* _What to do_
Identify each line containing the word "departamentos" and copy it.

(Entries from a dataset)

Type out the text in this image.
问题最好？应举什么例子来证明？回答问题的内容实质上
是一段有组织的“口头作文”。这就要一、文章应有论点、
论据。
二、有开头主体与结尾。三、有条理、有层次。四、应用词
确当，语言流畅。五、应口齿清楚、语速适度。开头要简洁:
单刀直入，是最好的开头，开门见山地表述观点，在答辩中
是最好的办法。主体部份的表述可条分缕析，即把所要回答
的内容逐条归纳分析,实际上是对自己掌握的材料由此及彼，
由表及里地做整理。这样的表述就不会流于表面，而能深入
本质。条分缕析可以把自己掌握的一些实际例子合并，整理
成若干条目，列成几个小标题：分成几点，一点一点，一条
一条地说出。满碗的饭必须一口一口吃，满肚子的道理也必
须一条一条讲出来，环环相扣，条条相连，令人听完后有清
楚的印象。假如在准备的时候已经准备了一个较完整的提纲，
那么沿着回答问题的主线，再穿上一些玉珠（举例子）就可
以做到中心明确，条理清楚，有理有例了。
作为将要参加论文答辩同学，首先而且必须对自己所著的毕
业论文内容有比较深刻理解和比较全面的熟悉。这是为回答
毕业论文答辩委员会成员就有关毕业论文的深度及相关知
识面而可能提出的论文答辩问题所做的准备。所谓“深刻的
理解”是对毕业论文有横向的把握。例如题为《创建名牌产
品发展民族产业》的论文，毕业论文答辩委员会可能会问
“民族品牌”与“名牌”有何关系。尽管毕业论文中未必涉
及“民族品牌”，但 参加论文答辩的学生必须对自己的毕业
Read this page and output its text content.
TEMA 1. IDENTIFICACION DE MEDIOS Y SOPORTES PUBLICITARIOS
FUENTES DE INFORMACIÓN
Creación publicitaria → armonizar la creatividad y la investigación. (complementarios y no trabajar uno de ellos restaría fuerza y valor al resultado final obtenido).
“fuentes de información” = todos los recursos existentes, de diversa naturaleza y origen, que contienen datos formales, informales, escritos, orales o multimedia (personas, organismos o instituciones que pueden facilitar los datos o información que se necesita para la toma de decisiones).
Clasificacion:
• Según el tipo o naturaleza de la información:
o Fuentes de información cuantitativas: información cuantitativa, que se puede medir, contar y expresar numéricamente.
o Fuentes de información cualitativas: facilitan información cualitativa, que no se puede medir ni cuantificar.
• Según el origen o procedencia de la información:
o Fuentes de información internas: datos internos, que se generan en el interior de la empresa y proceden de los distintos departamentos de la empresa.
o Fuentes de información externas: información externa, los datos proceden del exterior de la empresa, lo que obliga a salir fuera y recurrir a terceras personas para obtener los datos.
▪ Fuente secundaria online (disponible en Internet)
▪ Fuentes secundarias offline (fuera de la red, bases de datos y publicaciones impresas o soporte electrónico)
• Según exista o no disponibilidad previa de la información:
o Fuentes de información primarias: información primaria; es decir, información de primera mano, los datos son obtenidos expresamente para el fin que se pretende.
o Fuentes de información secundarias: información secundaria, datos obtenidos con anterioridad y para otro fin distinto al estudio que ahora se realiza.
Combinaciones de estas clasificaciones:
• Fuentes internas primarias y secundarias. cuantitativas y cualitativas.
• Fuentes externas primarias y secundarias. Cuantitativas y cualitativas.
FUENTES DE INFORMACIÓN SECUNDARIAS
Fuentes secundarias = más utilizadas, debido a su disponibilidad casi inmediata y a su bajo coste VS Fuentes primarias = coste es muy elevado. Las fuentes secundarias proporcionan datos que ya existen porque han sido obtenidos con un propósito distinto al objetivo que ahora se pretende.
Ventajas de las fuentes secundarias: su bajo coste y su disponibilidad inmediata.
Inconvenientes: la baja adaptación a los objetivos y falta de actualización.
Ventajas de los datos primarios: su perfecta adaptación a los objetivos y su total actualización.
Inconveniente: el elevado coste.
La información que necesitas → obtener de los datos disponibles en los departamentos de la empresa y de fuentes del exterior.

* _Exercise response_
o Fuentes de información internas: datos internos, que se generan en el interior de la empresa y proceden de los distintos departamentos de la empresa.
La información que necesitas → obtener de los datos disponibles en los departamentos de la empresa y de fuentes del exterior.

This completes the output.